PROBLEM REQUIREMENTS: Restate every entry word for word.

MATERIAL FOR THIS TASK:

------------------------------------

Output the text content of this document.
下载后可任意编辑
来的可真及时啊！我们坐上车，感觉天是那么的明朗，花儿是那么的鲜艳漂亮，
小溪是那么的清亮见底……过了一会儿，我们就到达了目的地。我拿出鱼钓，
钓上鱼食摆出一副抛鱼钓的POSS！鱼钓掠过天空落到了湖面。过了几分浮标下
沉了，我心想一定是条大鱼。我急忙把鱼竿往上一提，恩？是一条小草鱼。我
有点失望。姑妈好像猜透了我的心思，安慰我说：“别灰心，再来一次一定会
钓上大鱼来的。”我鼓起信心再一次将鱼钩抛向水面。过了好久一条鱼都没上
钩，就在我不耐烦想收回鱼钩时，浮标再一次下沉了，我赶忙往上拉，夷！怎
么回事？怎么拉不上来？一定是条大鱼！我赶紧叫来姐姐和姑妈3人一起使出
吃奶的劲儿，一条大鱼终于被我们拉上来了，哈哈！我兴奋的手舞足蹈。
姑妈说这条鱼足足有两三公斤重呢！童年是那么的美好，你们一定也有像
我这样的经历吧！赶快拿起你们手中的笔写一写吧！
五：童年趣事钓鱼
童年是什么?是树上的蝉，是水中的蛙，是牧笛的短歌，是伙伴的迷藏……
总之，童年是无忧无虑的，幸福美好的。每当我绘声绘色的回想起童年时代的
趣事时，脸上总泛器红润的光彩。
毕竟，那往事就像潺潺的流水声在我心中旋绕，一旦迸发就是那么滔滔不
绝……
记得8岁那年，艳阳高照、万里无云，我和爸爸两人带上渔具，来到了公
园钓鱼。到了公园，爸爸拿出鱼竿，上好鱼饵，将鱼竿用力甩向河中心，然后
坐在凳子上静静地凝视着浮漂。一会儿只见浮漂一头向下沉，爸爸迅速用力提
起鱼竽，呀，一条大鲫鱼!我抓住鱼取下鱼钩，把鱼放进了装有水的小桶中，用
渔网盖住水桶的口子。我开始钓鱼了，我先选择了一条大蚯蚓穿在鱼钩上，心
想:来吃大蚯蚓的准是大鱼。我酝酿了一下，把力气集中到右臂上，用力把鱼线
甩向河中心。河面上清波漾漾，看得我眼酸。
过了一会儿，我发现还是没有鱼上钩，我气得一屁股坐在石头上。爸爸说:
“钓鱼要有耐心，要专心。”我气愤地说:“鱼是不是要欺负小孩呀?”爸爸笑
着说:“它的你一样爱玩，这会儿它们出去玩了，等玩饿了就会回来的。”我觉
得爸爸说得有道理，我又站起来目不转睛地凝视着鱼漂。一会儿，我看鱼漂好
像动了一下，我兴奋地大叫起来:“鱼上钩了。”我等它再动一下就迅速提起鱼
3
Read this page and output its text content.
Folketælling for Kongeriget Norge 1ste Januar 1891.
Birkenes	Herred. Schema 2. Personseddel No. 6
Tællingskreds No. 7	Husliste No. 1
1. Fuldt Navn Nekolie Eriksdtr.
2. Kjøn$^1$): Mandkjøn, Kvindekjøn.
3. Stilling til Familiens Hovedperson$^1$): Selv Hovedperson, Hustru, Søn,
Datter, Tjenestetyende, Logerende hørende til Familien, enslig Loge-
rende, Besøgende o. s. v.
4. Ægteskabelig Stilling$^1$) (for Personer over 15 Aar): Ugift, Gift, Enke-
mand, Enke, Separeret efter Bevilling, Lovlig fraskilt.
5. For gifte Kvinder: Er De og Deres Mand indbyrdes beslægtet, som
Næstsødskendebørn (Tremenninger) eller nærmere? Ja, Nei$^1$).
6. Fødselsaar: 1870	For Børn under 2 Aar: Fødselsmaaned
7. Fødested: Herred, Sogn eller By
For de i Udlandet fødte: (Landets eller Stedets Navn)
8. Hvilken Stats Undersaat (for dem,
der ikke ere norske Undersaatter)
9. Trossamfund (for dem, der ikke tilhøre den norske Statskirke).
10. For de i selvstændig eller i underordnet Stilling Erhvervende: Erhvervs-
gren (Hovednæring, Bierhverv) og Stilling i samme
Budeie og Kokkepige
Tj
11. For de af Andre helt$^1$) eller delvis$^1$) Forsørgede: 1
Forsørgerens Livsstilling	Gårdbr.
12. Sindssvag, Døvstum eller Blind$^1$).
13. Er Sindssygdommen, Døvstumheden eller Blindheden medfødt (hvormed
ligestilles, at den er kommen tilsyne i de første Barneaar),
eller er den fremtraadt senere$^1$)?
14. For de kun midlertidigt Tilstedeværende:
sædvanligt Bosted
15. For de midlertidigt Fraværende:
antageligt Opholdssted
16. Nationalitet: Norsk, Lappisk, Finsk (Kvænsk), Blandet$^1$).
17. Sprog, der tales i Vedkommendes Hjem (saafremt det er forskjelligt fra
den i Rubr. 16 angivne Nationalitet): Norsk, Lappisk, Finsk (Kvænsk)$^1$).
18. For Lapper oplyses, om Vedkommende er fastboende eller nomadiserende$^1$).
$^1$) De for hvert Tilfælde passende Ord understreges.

------------------------------------

RESPONSE:
Output the text content of this document.
下载后可任意编辑
来的可真及时啊！我们坐上车，感觉天是那么的明朗，花儿是那么的鲜艳漂亮，
小溪是那么的清亮见底……过了一会儿，我们就到达了目的地。我拿出鱼钓，
钓上鱼食摆出一副抛鱼钓的POSS！鱼钓掠过天空落到了湖面。过了几分浮标下
沉了，我心想一定是条大鱼。我急忙把鱼竿往上一提，恩？是一条小草鱼。我
有点失望。姑妈好像猜透了我的心思，安慰我说：“别灰心，再来一次一定会
钓上大鱼来的。”我鼓起信心再一次将鱼钩抛向水面。过了好久一条鱼都没上
钩，就在我不耐烦想收回鱼钩时，浮标再一次下沉了，我赶忙往上拉，夷！怎
么回事？怎么拉不上来？一定是条大鱼！我赶紧叫来姐姐和姑妈3人一起使出
吃奶的劲儿，一条大鱼终于被我们拉上来了，哈哈！我兴奋的手舞足蹈。
姑妈说这条鱼足足有两三公斤重呢！童年是那么的美好，你们一定也有像
我这样的经历吧！赶快拿起你们手中的笔写一写吧！
五：童年趣事钓鱼
童年是什么?是树上的蝉，是水中的蛙，是牧笛的短歌，是伙伴的迷藏……
总之，童年是无忧无虑的，幸福美好的。每当我绘声绘色的回想起童年时代的
趣事时，脸上总泛器红润的光彩。
毕竟，那往事就像潺潺的流水声在我心中旋绕，一旦迸发就是那么滔滔不
绝……
记得8岁那年，艳阳高照、万里无云，我和爸爸两人带上渔具，来到了公
园钓鱼。到了公园，爸爸拿出鱼竿，上好鱼饵，将鱼竿用力甩向河中心，然后
坐在凳子上静静地凝视着浮漂。一会儿只见浮漂一头向下沉，爸爸迅速用力提
起鱼竽，呀，一条大鲫鱼!我抓住鱼取下鱼钩，把鱼放进了装有水的小桶中，用
渔网盖住水桶的口子。我开始钓鱼了，我先选择了一条大蚯蚓穿在鱼钩上，心
想:来吃大蚯蚓的准是大鱼。我酝酿了一下，把力气集中到右臂上，用力把鱼线
甩向河中心。河面上清波漾漾，看得我眼酸。
过了一会儿，我发现还是没有鱼上钩，我气得一屁股坐在石头上。爸爸说:
“钓鱼要有耐心，要专心。”我气愤地说:“鱼是不是要欺负小孩呀?”爸爸笑
着说:“它的你一样爱玩，这会儿它们出去玩了，等玩饿了就会回来的。”我觉
得爸爸说得有道理，我又站起来目不转睛地凝视着鱼漂。一会儿，我看鱼漂好
像动了一下，我兴奋地大叫起来:“鱼上钩了。”我等它再动一下就迅速提起鱼
3
Read this page and output its text content.
Folketælling for Kongeriget Norge 1ste Januar 1891.
Birkenes	Herred. Schema 2. Personseddel No. 6
Tællingskreds No. 7	Husliste No. 1
1. Fuldt Navn Nekolie Eriksdtr.
2. Kjøn$^1$): Mandkjøn, Kvindekjøn.
3. Stilling til Familiens Hovedperson$^1$): Selv Hovedperson, Hustru, Søn,
Datter, Tjenestetyende, Logerende hørende til Familien, enslig Loge-
rende, Besøgende o. s. v.
4. Ægteskabelig Stilling$^1$) (for Personer over 15 Aar): Ugift, Gift, Enke-
mand, Enke, Separeret efter Bevilling, Lovlig fraskilt.
5. For gifte Kvinder: Er De og Deres Mand indbyrdes beslægtet, som
Næstsødskendebørn (Tremenninger) eller nærmere? Ja, Nei$^1$).
6. Fødselsaar: 1870	For Børn under 2 Aar: Fødselsmaaned
7. Fødested: Herred, Sogn eller By
For de i Udlandet fødte: (Landets eller Stedets Navn)
8. Hvilken Stats Undersaat (for dem,
der ikke ere norske Undersaatter)
9. Trossamfund (for dem, der ikke tilhøre den norske Statskirke).
10. For de i selvstændig eller i underordnet Stilling Erhvervende: Erhvervs-
gren (Hovednæring, Bierhverv) og Stilling i samme
Budeie og Kokkepige
Tj
11. For de af Andre helt$^1$) eller delvis$^1$) Forsørgede: 1
Forsørgerens Livsstilling	Gårdbr.
12. Sindssvag, Døvstum eller Blind$^1$).
13. Er Sindssygdommen, Døvstumheden eller Blindheden medfødt (hvormed
ligestilles, at den er kommen tilsyne i de første Barneaar),
eller er den fremtraadt senere$^1$)?
14. For de kun midlertidigt Tilstedeværende:
sædvanligt Bosted
15. For de midlertidigt Fraværende:
antageligt Opholdssted
16. Nationalitet: Norsk, Lappisk, Finsk (Kvænsk), Blandet$^1$).
17. Sprog, der tales i Vedkommendes Hjem (saafremt det er forskjelligt fra
den i Rubr. 16 angivne Nationalitet): Norsk, Lappisk, Finsk (Kvænsk)$^1$).
18. For Lapper oplyses, om Vedkommende er fastboende eller nomadiserende$^1$).
$^1$) De for hvert Tilfælde passende Ord understreges.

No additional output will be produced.